======== EXTRACTED ENTRIES

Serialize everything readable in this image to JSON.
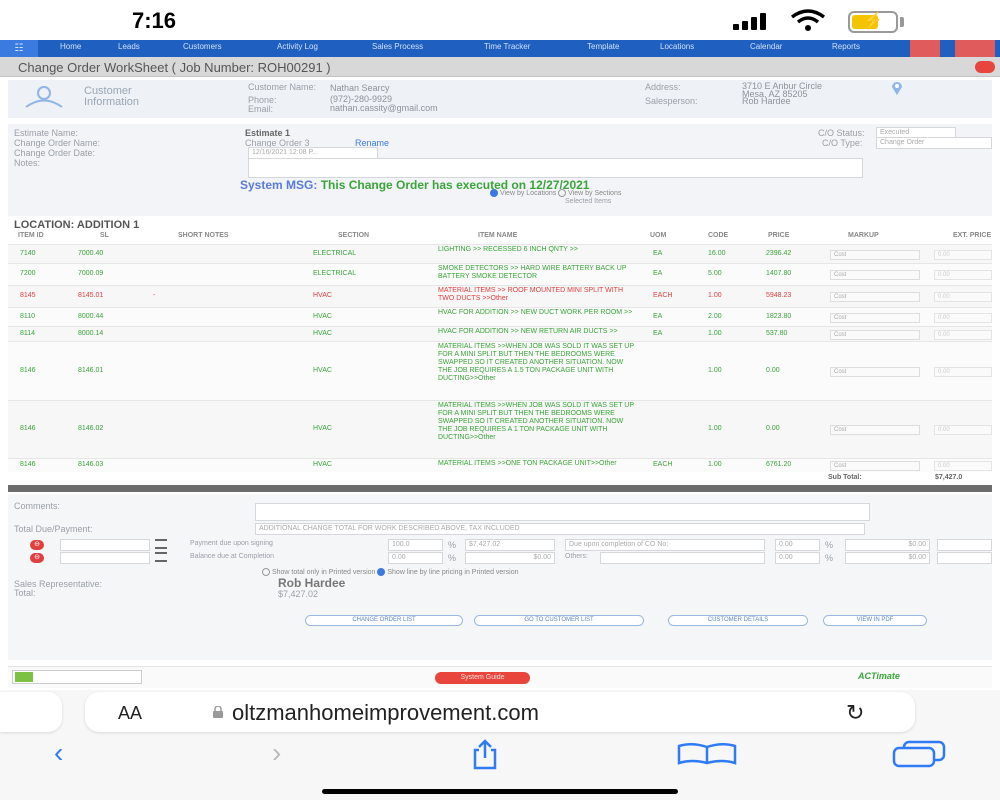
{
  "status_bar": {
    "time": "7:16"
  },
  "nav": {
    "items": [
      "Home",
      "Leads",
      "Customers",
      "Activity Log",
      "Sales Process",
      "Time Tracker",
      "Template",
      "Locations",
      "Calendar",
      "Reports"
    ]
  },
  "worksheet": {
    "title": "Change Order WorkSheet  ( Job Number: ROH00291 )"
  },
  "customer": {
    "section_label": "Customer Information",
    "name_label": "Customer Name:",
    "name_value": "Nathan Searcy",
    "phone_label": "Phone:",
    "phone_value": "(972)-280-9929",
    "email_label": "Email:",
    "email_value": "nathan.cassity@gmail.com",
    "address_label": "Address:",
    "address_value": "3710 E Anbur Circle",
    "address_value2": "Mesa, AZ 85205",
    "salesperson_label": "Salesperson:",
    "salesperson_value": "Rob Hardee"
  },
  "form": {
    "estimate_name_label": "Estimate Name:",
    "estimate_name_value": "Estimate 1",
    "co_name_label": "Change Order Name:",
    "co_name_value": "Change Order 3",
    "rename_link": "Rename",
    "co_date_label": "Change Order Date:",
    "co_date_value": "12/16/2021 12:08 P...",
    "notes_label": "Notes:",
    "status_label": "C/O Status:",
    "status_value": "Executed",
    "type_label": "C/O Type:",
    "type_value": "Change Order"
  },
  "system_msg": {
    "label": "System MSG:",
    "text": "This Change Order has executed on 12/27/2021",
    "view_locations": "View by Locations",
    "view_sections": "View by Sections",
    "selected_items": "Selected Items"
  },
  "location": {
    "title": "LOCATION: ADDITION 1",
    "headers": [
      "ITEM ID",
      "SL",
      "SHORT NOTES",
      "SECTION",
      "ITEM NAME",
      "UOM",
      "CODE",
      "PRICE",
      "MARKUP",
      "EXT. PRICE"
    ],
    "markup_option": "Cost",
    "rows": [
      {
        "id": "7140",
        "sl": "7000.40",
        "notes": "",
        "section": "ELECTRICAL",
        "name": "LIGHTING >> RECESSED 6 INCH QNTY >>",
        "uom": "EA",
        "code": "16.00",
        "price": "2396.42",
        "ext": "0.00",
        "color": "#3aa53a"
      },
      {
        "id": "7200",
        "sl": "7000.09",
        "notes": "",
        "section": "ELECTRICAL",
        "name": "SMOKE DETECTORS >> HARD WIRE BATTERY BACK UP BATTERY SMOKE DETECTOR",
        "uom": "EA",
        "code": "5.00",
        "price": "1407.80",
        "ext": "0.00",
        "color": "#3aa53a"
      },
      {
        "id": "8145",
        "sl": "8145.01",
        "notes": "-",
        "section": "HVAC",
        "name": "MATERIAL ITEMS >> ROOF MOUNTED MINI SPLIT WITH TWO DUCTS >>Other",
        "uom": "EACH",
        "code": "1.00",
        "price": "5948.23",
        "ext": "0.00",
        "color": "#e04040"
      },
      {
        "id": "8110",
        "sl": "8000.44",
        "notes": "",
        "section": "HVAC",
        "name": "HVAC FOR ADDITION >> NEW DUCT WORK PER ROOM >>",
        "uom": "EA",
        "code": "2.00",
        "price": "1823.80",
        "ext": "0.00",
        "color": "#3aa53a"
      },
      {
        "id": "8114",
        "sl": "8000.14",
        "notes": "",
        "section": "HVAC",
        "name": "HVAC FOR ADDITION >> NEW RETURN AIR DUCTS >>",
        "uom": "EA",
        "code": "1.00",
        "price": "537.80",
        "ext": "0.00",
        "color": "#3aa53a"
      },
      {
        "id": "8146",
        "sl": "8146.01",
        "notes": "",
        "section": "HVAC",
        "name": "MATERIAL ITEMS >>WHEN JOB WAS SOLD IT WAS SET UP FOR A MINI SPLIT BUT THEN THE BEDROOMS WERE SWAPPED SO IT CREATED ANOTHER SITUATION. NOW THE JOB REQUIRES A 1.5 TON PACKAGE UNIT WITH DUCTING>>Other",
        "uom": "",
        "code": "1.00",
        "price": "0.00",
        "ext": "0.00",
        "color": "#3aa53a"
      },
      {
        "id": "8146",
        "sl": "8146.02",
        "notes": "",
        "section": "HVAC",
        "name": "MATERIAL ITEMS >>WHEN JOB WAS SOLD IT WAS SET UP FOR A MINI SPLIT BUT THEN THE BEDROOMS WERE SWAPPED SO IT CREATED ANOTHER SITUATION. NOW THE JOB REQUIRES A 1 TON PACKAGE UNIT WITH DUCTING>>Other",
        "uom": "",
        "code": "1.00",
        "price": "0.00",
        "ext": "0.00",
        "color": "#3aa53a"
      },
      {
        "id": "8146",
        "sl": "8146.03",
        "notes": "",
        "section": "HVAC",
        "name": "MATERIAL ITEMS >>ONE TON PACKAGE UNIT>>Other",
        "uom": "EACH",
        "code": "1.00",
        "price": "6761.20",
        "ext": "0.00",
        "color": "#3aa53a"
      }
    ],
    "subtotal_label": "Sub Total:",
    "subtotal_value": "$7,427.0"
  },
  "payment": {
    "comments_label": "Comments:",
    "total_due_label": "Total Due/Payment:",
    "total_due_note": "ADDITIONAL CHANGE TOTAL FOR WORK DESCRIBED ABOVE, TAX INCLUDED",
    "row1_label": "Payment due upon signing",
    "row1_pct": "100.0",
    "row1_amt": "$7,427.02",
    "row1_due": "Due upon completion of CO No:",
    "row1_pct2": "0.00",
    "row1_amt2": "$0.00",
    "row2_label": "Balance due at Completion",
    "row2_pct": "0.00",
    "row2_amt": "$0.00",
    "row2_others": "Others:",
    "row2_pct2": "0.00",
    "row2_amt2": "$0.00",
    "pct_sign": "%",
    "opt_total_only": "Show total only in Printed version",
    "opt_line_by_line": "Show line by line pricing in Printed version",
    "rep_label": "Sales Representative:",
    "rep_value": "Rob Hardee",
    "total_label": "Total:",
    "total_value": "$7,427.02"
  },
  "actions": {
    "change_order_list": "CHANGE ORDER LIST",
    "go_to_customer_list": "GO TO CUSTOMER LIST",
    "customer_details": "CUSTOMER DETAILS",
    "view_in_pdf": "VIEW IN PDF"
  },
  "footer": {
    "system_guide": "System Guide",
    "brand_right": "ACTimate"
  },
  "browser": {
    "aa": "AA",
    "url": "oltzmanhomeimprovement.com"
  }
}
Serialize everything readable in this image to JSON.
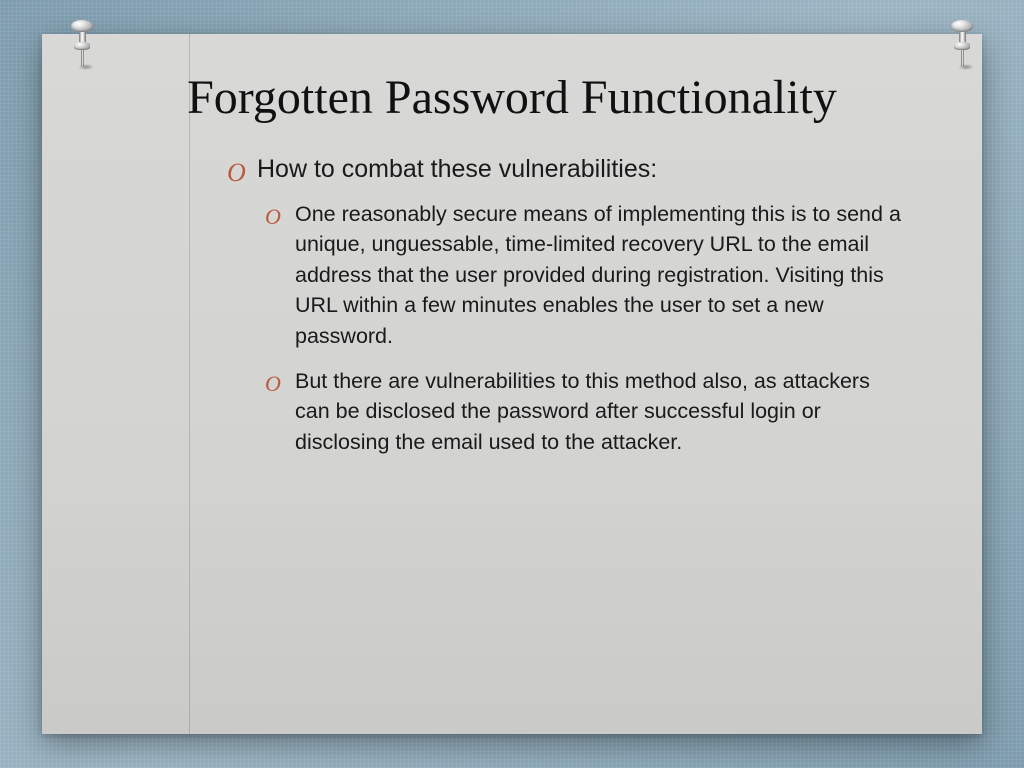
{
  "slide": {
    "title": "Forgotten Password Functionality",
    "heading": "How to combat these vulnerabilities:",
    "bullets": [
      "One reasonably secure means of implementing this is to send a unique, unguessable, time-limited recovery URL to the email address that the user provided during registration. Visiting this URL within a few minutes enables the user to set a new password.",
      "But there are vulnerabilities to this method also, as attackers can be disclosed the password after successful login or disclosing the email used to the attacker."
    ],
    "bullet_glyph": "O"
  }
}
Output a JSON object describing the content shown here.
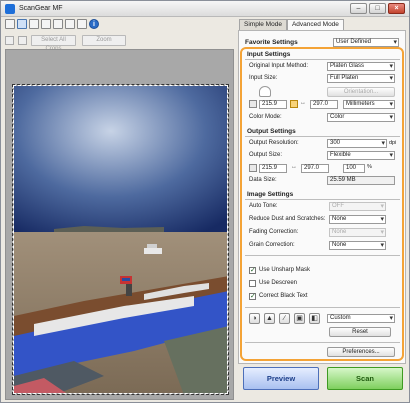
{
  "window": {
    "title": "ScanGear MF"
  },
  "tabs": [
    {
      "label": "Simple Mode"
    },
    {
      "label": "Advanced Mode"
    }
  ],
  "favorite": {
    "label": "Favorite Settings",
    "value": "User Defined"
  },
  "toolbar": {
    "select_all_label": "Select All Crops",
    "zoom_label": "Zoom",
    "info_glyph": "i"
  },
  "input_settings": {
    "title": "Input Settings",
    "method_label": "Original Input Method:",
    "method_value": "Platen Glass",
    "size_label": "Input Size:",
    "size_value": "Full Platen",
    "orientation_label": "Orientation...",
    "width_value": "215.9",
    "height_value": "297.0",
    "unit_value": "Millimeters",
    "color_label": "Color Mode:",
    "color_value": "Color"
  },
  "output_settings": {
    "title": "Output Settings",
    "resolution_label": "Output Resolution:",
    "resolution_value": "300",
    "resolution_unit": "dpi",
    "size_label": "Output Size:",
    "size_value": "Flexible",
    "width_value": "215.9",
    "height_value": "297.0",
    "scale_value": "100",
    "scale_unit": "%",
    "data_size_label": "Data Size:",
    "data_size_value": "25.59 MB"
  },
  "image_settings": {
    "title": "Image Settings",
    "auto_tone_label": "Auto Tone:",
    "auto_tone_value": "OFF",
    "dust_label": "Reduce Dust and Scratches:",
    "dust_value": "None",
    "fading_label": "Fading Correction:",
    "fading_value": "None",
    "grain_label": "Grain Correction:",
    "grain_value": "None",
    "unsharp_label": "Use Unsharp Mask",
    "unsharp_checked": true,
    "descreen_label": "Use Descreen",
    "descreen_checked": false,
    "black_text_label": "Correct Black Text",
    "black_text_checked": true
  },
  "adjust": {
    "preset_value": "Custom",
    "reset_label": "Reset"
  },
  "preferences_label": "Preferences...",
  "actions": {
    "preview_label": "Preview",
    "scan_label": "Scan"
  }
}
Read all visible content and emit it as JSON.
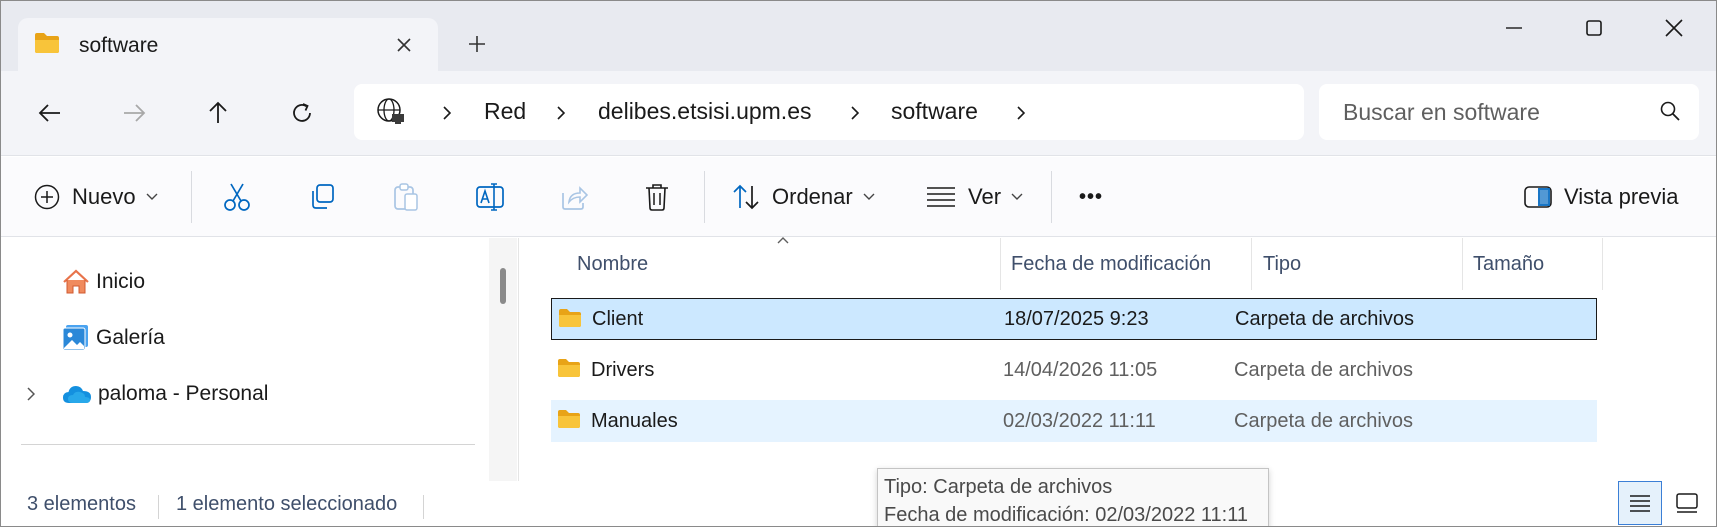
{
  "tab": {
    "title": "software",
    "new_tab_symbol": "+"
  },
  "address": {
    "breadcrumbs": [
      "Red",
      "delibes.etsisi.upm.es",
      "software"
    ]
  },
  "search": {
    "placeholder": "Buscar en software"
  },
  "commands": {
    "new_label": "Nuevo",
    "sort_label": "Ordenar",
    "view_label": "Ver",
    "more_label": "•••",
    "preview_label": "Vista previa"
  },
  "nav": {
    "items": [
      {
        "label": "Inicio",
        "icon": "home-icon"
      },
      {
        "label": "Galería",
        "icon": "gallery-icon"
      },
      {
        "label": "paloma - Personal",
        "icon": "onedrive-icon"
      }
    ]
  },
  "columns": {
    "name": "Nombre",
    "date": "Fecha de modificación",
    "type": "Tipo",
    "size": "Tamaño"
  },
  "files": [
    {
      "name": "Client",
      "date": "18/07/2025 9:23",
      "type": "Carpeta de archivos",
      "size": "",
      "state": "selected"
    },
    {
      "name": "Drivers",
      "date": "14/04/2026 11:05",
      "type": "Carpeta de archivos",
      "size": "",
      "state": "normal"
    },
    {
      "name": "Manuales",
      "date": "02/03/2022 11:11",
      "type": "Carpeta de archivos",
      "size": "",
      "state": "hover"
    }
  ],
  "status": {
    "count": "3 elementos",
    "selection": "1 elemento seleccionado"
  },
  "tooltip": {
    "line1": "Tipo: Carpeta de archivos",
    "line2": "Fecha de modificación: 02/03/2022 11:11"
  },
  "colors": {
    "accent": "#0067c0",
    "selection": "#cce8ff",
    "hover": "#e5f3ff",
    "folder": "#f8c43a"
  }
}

================

## WHAT YOU NEED TO DO
In the listing, find every line containing the word "WERE" and list it.

## SOLUTION TO THIS EXERCISE
        "name": "MATERIAL ITEMS >>WHEN JOB WAS SOLD IT WAS SET UP FOR A MINI SPLIT BUT THEN THE BEDROOMS WERE SWAPPED SO IT CREATED ANOTHER SITUATION. NOW THE JOB REQUIRES A 1.5 TON PACKAGE UNIT WITH DUCTING>>Other",
        "name": "MATERIAL ITEMS >>WHEN JOB WAS SOLD IT WAS SET UP FOR A MINI SPLIT BUT THEN THE BEDROOMS WERE SWAPPED SO IT CREATED ANOTHER SITUATION. NOW THE JOB REQUIRES A 1 TON PACKAGE UNIT WITH DUCTING>>Other",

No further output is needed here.